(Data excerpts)
━━━━━━━━━━━━━━━━━━━━
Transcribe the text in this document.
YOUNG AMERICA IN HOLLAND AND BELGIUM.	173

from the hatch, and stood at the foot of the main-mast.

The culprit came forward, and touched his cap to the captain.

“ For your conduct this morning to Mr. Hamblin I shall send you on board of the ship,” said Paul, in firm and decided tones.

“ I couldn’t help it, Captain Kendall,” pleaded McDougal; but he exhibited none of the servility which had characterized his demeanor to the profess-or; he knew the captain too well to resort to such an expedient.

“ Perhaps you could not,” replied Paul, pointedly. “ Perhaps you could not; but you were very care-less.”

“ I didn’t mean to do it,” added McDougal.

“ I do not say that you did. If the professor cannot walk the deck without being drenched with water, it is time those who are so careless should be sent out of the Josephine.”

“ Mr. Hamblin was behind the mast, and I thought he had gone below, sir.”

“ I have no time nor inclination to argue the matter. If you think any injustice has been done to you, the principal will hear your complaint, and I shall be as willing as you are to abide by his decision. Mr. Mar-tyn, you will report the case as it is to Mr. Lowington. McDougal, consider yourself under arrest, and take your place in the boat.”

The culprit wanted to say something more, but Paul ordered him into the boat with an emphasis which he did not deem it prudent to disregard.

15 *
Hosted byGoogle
━━━━━━━━━━━━━━━━━━━━
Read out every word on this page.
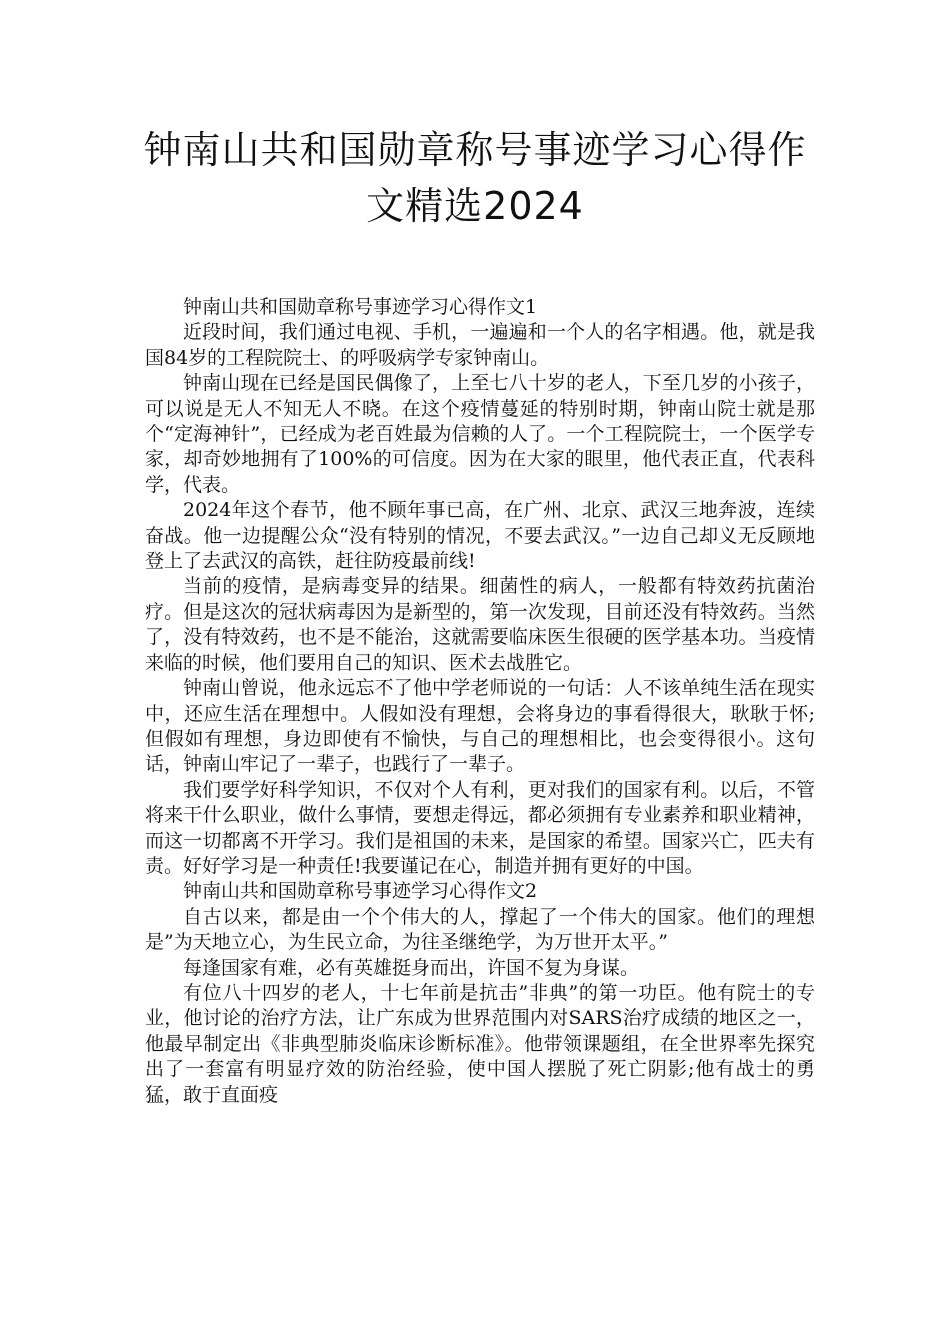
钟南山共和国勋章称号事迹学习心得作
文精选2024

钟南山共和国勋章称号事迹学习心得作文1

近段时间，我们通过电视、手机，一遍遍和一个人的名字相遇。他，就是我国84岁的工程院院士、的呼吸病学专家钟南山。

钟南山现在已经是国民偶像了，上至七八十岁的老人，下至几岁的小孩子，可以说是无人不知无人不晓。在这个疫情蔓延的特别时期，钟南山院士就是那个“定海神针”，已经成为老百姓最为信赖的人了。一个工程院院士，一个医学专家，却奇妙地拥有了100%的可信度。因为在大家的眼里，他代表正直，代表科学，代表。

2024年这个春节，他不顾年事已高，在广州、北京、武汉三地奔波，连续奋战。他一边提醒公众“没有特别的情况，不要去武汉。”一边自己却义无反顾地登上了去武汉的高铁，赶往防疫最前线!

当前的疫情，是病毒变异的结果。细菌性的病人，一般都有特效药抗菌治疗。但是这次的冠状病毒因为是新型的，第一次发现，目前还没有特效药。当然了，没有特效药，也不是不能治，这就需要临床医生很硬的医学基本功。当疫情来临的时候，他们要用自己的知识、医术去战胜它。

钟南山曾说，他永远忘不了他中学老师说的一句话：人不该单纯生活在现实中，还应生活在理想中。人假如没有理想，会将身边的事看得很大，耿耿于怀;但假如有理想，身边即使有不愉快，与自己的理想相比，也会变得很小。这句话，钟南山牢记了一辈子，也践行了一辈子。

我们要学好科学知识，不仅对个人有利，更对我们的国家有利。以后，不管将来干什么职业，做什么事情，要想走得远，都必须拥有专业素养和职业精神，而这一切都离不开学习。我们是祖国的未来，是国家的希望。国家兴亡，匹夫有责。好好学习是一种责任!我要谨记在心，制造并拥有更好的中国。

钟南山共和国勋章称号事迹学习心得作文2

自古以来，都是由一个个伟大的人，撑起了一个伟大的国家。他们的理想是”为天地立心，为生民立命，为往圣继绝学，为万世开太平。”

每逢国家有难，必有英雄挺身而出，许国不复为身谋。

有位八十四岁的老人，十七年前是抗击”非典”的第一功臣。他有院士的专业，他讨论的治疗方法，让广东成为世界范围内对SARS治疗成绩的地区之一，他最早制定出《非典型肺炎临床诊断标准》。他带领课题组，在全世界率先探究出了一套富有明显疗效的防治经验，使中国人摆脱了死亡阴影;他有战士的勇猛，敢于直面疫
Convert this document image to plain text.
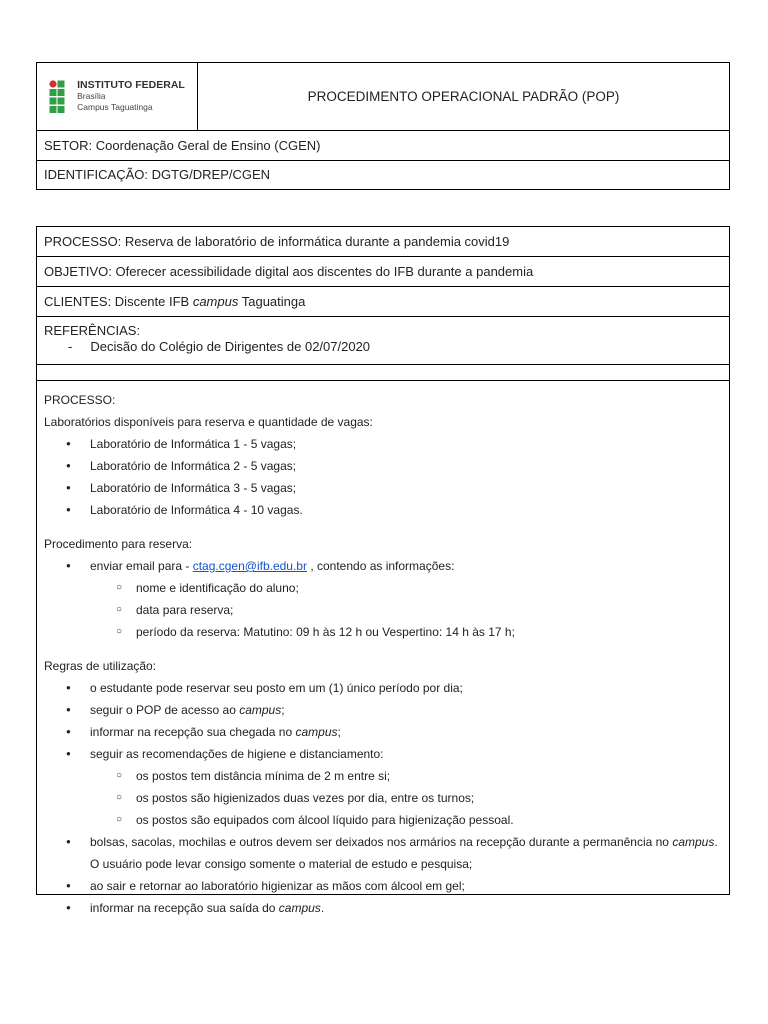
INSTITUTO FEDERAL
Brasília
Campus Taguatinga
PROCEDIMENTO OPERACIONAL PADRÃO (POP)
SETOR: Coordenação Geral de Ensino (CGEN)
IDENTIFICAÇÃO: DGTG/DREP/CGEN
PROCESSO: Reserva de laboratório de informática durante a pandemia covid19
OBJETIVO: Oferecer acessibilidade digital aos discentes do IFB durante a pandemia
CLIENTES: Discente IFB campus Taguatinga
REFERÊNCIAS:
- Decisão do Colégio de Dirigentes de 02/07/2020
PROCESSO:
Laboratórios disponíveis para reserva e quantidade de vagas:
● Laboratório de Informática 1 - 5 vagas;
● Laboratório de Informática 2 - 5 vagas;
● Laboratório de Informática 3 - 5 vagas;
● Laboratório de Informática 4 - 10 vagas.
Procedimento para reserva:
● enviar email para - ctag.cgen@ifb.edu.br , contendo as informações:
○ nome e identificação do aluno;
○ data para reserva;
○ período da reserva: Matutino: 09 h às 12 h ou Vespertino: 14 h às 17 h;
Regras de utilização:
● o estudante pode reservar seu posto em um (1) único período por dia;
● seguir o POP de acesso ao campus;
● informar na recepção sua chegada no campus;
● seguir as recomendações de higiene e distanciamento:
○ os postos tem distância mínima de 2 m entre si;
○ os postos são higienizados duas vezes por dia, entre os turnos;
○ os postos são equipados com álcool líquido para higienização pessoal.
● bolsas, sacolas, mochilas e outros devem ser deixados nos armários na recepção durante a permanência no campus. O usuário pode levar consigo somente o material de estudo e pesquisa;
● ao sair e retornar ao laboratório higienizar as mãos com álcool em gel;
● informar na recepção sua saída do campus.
━━━━━━━━━━━━━━━━━━━━
**Aim:** Respond with nothing but the number of lines in the entries that contain the string "text".

**Correct response:** 2